WRITTEN TASK → Reproduce all the entries exactly and keep the pictures out.

[Extracted records]
● ● ● ● ●

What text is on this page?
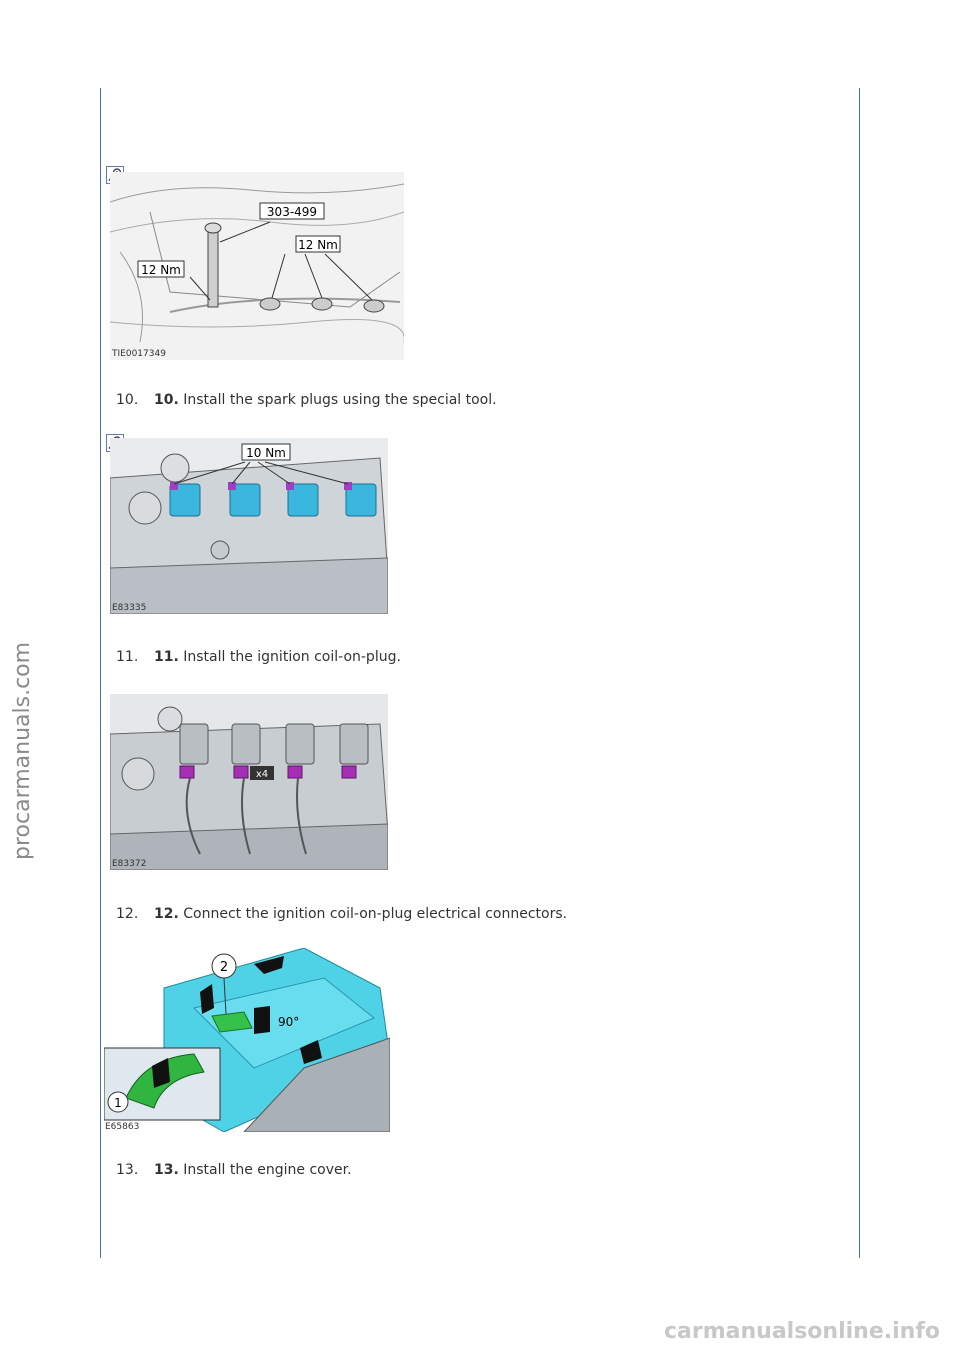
303-499
12 Nm
12 Nm
TIE0017349
10. 10. Install the spark plugs using the special tool.
10 Nm
E83335
11. 11. Install the ignition coil-on-plug.
x4
E83372
12. 12. Connect the ignition coil-on-plug electrical connectors.
2
90°
1
E65863
13. 13. Install the engine cover.
procarmanuals.com
carmanualsonline.info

● ● ● ● ●

ANSWER IN FULL →
What text is on this page?
303-499
12 Nm
12 Nm
TIE0017349
10. 10. Install the spark plugs using the special tool.
10 Nm
E83335
11. 11. Install the ignition coil-on-plug.
x4
E83372
12. 12. Connect the ignition coil-on-plug electrical connectors.
2
90°
1
E65863
13. 13. Install the engine cover.
procarmanuals.com
carmanualsonline.info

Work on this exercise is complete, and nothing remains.